- _Exercise description_
Copy out the entries below precisely; nothing is to be omitted.

- _Dataset excerpts_
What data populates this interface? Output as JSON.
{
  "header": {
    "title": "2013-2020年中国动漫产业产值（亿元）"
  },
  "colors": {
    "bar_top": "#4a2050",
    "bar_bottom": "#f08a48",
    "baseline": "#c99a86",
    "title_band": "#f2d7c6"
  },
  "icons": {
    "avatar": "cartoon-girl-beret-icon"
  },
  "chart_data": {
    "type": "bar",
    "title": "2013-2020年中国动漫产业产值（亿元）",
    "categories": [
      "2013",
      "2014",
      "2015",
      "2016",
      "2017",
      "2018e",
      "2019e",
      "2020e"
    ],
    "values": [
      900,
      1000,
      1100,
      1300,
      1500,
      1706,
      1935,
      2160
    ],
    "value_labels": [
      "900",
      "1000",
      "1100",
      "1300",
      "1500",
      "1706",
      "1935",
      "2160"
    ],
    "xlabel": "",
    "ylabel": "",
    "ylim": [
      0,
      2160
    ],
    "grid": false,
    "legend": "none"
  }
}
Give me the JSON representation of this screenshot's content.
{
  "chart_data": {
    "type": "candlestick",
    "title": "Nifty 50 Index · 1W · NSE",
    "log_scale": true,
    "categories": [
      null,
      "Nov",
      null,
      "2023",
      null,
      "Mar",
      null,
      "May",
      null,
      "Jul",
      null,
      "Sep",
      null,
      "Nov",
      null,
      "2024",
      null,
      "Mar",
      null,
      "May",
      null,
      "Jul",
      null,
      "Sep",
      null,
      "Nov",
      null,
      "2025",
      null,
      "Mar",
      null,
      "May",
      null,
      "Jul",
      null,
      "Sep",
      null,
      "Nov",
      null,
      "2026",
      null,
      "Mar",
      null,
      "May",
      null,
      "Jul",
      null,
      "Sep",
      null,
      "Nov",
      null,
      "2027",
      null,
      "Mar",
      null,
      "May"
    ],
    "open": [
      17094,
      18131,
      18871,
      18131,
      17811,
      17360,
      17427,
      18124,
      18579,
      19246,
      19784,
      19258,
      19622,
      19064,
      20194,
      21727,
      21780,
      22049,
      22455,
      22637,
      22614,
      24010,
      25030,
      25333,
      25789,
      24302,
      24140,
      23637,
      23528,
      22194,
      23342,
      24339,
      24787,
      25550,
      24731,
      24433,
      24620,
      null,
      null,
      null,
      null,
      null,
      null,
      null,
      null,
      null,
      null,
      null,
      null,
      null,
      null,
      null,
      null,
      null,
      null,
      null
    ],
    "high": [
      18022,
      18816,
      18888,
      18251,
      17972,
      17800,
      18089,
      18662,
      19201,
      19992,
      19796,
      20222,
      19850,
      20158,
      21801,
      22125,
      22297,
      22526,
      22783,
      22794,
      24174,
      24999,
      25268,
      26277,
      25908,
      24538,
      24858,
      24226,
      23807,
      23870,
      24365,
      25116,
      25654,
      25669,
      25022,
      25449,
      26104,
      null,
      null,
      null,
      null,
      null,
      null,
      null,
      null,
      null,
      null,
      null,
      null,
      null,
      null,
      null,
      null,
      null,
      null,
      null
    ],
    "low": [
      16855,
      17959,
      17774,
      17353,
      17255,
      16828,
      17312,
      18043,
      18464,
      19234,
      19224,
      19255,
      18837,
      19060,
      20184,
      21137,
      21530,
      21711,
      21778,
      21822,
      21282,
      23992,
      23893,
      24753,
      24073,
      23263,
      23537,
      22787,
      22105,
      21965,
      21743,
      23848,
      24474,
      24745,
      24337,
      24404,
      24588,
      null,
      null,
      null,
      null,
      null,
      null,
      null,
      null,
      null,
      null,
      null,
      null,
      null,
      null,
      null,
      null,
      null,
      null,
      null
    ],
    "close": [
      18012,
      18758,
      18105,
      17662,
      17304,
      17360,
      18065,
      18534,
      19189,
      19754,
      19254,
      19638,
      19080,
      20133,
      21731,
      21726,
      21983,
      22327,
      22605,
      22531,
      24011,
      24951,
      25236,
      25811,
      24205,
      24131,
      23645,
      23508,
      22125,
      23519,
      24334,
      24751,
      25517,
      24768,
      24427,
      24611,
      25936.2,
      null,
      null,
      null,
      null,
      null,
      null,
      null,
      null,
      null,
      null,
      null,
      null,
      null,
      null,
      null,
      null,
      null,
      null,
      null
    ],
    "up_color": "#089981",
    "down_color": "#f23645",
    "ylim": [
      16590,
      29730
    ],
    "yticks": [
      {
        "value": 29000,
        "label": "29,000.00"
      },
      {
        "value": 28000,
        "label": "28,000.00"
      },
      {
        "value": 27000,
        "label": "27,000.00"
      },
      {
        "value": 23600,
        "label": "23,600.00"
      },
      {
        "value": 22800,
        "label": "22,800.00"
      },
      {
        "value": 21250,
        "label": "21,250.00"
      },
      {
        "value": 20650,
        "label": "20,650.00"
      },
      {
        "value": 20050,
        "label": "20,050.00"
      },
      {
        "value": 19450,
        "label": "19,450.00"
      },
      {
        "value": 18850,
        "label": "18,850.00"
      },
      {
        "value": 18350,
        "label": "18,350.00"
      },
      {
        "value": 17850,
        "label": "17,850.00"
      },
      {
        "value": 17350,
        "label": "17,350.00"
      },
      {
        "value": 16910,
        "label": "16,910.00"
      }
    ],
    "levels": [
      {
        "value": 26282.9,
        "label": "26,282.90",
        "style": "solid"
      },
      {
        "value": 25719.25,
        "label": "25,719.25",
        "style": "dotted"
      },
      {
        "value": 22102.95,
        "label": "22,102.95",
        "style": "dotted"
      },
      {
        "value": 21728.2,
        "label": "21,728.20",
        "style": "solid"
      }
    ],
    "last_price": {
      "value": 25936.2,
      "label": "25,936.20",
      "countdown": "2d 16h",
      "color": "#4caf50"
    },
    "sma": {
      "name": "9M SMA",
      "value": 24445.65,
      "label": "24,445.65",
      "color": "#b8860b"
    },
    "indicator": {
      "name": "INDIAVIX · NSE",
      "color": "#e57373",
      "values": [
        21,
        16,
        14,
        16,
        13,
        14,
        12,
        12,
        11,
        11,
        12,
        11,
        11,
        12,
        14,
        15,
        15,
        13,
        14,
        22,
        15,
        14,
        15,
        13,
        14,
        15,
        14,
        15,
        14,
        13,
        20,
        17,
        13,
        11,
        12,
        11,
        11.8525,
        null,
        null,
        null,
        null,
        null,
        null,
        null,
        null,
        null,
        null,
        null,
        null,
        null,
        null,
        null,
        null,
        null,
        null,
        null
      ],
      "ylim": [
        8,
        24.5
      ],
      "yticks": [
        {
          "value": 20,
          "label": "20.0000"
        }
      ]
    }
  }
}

- _Answer below_
What data populates this interface? Output as JSON.
{
  "header": {
    "title": "2013-2020年中国动漫产业产值（亿元）"
  },
  "colors": {
    "bar_top": "#4a2050",
    "bar_bottom": "#f08a48",
    "baseline": "#c99a86",
    "title_band": "#f2d7c6"
  },
  "icons": {
    "avatar": "cartoon-girl-beret-icon"
  },
  "chart_data": {
    "type": "bar",
    "title": "2013-2020年中国动漫产业产值（亿元）",
    "categories": [
      "2013",
      "2014",
      "2015",
      "2016",
      "2017",
      "2018e",
      "2019e",
      "2020e"
    ],
    "values": [
      900,
      1000,
      1100,
      1300,
      1500,
      1706,
      1935,
      2160
    ],
    "value_labels": [
      "900",
      "1000",
      "1100",
      "1300",
      "1500",
      "1706",
      "1935",
      "2160"
    ],
    "xlabel": "",
    "ylabel": "",
    "ylim": [
      0,
      2160
    ],
    "grid": false,
    "legend": "none"
  }
}
Give me the JSON representation of this screenshot's content.
{
  "chart_data": {
    "type": "candlestick",
    "title": "Nifty 50 Index · 1W · NSE",
    "log_scale": true,
    "categories": [
      null,
      "Nov",
      null,
      "2023",
      null,
      "Mar",
      null,
      "May",
      null,
      "Jul",
      null,
      "Sep",
      null,
      "Nov",
      null,
      "2024",
      null,
      "Mar",
      null,
      "May",
      null,
      "Jul",
      null,
      "Sep",
      null,
      "Nov",
      null,
      "2025",
      null,
      "Mar",
      null,
      "May",
      null,
      "Jul",
      null,
      "Sep",
      null,
      "Nov",
      null,
      "2026",
      null,
      "Mar",
      null,
      "May",
      null,
      "Jul",
      null,
      "Sep",
      null,
      "Nov",
      null,
      "2027",
      null,
      "Mar",
      null,
      "May"
    ],
    "open": [
      17094,
      18131,
      18871,
      18131,
      17811,
      17360,
      17427,
      18124,
      18579,
      19246,
      19784,
      19258,
      19622,
      19064,
      20194,
      21727,
      21780,
      22049,
      22455,
      22637,
      22614,
      24010,
      25030,
      25333,
      25789,
      24302,
      24140,
      23637,
      23528,
      22194,
      23342,
      24339,
      24787,
      25550,
      24731,
      24433,
      24620,
      null,
      null,
      null,
      null,
      null,
      null,
      null,
      null,
      null,
      null,
      null,
      null,
      null,
      null,
      null,
      null,
      null,
      null,
      null
    ],
    "high": [
      18022,
      18816,
      18888,
      18251,
      17972,
      17800,
      18089,
      18662,
      19201,
      19992,
      19796,
      20222,
      19850,
      20158,
      21801,
      22125,
      22297,
      22526,
      22783,
      22794,
      24174,
      24999,
      25268,
      26277,
      25908,
      24538,
      24858,
      24226,
      23807,
      23870,
      24365,
      25116,
      25654,
      25669,
      25022,
      25449,
      26104,
      null,
      null,
      null,
      null,
      null,
      null,
      null,
      null,
      null,
      null,
      null,
      null,
      null,
      null,
      null,
      null,
      null,
      null,
      null
    ],
    "low": [
      16855,
      17959,
      17774,
      17353,
      17255,
      16828,
      17312,
      18043,
      18464,
      19234,
      19224,
      19255,
      18837,
      19060,
      20184,
      21137,
      21530,
      21711,
      21778,
      21822,
      21282,
      23992,
      23893,
      24753,
      24073,
      23263,
      23537,
      22787,
      22105,
      21965,
      21743,
      23848,
      24474,
      24745,
      24337,
      24404,
      24588,
      null,
      null,
      null,
      null,
      null,
      null,
      null,
      null,
      null,
      null,
      null,
      null,
      null,
      null,
      null,
      null,
      null,
      null,
      null
    ],
    "close": [
      18012,
      18758,
      18105,
      17662,
      17304,
      17360,
      18065,
      18534,
      19189,
      19754,
      19254,
      19638,
      19080,
      20133,
      21731,
      21726,
      21983,
      22327,
      22605,
      22531,
      24011,
      24951,
      25236,
      25811,
      24205,
      24131,
      23645,
      23508,
      22125,
      23519,
      24334,
      24751,
      25517,
      24768,
      24427,
      24611,
      25936.2,
      null,
      null,
      null,
      null,
      null,
      null,
      null,
      null,
      null,
      null,
      null,
      null,
      null,
      null,
      null,
      null,
      null,
      null,
      null
    ],
    "up_color": "#089981",
    "down_color": "#f23645",
    "ylim": [
      16590,
      29730
    ],
    "yticks": [
      {
        "value": 29000,
        "label": "29,000.00"
      },
      {
        "value": 28000,
        "label": "28,000.00"
      },
      {
        "value": 27000,
        "label": "27,000.00"
      },
      {
        "value": 23600,
        "label": "23,600.00"
      },
      {
        "value": 22800,
        "label": "22,800.00"
      },
      {
        "value": 21250,
        "label": "21,250.00"
      },
      {
        "value": 20650,
        "label": "20,650.00"
      },
      {
        "value": 20050,
        "label": "20,050.00"
      },
      {
        "value": 19450,
        "label": "19,450.00"
      },
      {
        "value": 18850,
        "label": "18,850.00"
      },
      {
        "value": 18350,
        "label": "18,350.00"
      },
      {
        "value": 17850,
        "label": "17,850.00"
      },
      {
        "value": 17350,
        "label": "17,350.00"
      },
      {
        "value": 16910,
        "label": "16,910.00"
      }
    ],
    "levels": [
      {
        "value": 26282.9,
        "label": "26,282.90",
        "style": "solid"
      },
      {
        "value": 25719.25,
        "label": "25,719.25",
        "style": "dotted"
      },
      {
        "value": 22102.95,
        "label": "22,102.95",
        "style": "dotted"
      },
      {
        "value": 21728.2,
        "label": "21,728.20",
        "style": "solid"
      }
    ],
    "last_price": {
      "value": 25936.2,
      "label": "25,936.20",
      "countdown": "2d 16h",
      "color": "#4caf50"
    },
    "sma": {
      "name": "9M SMA",
      "value": 24445.65,
      "label": "24,445.65",
      "color": "#b8860b"
    },
    "indicator": {
      "name": "INDIAVIX · NSE",
      "color": "#e57373",
      "values": [
        21,
        16,
        14,
        16,
        13,
        14,
        12,
        12,
        11,
        11,
        12,
        11,
        11,
        12,
        14,
        15,
        15,
        13,
        14,
        22,
        15,
        14,
        15,
        13,
        14,
        15,
        14,
        15,
        14,
        13,
        20,
        17,
        13,
        11,
        12,
        11,
        11.8525,
        null,
        null,
        null,
        null,
        null,
        null,
        null,
        null,
        null,
        null,
        null,
        null,
        null,
        null,
        null,
        null,
        null,
        null,
        null
      ],
      "ylim": [
        8,
        24.5
      ],
      "yticks": [
        {
          "value": 20,
          "label": "20.0000"
        }
      ]
    }
  }
}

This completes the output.